Top of Selected text

# RAI Tomorrow - Questions



## Kendak

Hi:
I am getting my 12 mc dose of RAI tomorrow at 9:30 am explode. I am on 25 mg of atenolol every morning. Can atenolol be taken twice a day if needed or does it all have to be taken at once in the morning? When I had my thyroid scan, my thyroid got big and hard from that little bit of tracer, so I am sure it will be worse with the 12 mc. How much did you guys get and were your side effects bad?

Labs:
TSH 0.01
FT4 5.59
FT3 greater than 28 (so we really dont know...)


----------



## Andros

Kendak said:


> Hi:
> I am getting my 12 mc dose of RAI tomorrow at 9:30 am explode. I am on 25 mg of atenolol every morning. Can atenolol be taken twice a day if needed or does it all have to be taken at once in the morning? When I had my thyroid scan, my thyroid got big and hard from that little bit of tracer, so I am sure it will be worse with the 12 mc. How much did you guys get and were your side effects bad?
> 
> Labs:
> TSH 0.01
> FT4 5.59
> FT3 greater than 28 (so we really dont know...)


Hi......................boy! Hey; good luck tomorrow. Only a doctor can answer your question about the Atenolol. Please call and ask.

My RAI was so so long ago, I cannot remember what the radiation dose was.

Please let us hear from you afterwards.


----------



## Tosca

You need to clear it with your doctor to take more atenolol, but it is probably possible. When I have been cleared to take as much as 3 25 mg pills per day, but that was only when I was extremely hyper and tachycardic. Check with your doctor asap.

Good luck tomorrow! My RAI is next week, so I'm very interested to hear how you're doing.


----------



## midgetmaid

I had a dose of 26.9 and had no side effects, although I felt so horrible already I might not have noticed if it was worse.

Renee


----------



## Kendak

Hi Guys!

Well I had my RAI, (12.4 millecuries) yesterday at the Mayo Clinic in Rochester. (I only live 13 miles away). I was taken into a room and the nuclear medicine doctor (and 3 interns) discussed the precautions. I was then taken to a different room and given my "atomic cocktail".

Bottom of Selected text
Top of Excerpted records

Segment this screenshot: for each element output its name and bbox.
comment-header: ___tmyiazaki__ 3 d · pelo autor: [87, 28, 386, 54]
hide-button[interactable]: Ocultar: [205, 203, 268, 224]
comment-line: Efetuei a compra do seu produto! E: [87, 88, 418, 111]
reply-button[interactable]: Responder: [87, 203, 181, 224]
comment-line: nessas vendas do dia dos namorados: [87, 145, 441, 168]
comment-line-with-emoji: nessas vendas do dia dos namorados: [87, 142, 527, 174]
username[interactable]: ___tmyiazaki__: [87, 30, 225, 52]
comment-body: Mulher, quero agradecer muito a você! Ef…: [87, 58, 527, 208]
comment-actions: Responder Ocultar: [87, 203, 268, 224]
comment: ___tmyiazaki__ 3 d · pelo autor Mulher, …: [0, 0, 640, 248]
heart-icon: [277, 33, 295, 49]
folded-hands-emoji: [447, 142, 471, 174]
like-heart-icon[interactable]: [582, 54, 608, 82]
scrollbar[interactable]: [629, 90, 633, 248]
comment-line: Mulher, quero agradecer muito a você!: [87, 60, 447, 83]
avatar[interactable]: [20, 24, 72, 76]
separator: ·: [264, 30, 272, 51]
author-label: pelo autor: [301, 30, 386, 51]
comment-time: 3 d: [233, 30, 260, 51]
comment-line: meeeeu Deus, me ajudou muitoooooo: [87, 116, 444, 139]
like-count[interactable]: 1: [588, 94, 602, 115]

Bottom of Excerpted records

● **To do**:
1 > In the forum thread about RAI, where did Kendak receive the RAI treatment?
2 > Rewrite the forum thread about RAI from "Please let us" to "how you're doing.", changing "next week" to "next month".

● **Exercise solutions**:
1 > At the Mayo Clinic in Rochester.

2 >
Please let us hear from you afterwards.


----------



## Tosca

You need to clear it with your doctor to take more atenolol, but it is probably possible. When I have been cleared to take as much as 3 25 mg pills per day, but that was only when I was extremely hyper and tachycardic. Check with your doctor asap.

Good luck tomorrow! My RAI is next month, so I'm very interested to hear how you're doing.